Goal:
Lines containing the string "this" are to be collected in full.

Material to process:

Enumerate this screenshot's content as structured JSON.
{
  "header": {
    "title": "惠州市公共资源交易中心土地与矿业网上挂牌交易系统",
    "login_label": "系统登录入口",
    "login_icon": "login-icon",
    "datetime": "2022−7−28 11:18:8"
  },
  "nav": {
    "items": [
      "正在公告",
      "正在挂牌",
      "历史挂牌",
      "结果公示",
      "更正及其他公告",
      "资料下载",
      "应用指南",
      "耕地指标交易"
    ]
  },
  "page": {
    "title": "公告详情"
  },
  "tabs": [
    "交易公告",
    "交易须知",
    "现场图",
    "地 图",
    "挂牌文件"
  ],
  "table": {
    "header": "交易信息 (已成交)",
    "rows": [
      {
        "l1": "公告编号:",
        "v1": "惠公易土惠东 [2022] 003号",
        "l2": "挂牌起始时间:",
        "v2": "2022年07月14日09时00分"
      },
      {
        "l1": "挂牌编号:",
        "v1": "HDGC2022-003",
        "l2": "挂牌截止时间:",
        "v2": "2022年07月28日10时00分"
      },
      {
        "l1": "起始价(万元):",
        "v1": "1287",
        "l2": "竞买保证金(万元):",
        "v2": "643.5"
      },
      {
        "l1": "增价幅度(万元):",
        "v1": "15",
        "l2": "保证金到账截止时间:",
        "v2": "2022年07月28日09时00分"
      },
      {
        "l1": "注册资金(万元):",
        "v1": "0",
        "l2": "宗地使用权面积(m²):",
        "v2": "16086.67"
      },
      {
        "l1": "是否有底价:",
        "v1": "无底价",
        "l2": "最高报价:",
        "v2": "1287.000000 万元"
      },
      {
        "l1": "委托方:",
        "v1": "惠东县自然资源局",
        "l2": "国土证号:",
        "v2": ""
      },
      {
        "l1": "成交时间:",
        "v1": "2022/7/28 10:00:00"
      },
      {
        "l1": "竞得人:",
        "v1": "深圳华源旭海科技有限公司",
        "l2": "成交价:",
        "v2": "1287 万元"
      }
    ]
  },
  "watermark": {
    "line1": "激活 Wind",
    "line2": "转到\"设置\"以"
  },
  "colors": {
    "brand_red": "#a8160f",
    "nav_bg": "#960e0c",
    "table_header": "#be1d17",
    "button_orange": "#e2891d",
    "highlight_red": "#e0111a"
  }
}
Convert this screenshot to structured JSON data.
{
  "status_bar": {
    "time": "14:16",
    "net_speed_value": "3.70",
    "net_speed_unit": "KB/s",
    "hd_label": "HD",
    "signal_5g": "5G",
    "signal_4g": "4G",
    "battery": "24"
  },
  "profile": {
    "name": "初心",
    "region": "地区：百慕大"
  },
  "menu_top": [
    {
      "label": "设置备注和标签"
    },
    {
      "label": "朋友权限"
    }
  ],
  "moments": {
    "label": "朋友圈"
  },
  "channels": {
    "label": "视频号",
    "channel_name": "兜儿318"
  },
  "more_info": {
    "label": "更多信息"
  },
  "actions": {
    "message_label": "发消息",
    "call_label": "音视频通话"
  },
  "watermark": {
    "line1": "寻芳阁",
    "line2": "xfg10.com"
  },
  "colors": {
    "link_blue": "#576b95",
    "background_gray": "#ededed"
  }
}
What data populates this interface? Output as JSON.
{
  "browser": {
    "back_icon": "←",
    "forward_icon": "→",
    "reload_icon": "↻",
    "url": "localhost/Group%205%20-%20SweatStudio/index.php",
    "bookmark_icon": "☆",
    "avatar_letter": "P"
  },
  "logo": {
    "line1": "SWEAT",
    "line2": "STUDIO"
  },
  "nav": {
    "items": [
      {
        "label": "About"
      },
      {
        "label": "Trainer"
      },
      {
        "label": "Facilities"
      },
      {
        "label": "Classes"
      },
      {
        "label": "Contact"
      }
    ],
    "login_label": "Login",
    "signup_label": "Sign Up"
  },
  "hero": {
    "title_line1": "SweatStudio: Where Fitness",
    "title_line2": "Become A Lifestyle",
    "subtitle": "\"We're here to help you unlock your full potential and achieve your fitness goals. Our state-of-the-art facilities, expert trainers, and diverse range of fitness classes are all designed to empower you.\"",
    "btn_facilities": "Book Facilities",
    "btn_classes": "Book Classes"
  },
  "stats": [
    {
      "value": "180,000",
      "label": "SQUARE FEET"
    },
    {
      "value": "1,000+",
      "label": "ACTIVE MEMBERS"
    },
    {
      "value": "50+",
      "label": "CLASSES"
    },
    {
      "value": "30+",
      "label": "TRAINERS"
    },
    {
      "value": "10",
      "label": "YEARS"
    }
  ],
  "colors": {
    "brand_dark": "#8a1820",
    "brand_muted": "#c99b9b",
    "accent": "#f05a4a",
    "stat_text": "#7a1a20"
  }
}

Final answer:
Enumerate this screenshot's content as structured JSON.
Convert this screenshot to structured JSON data.
What data populates this interface? Output as JSON.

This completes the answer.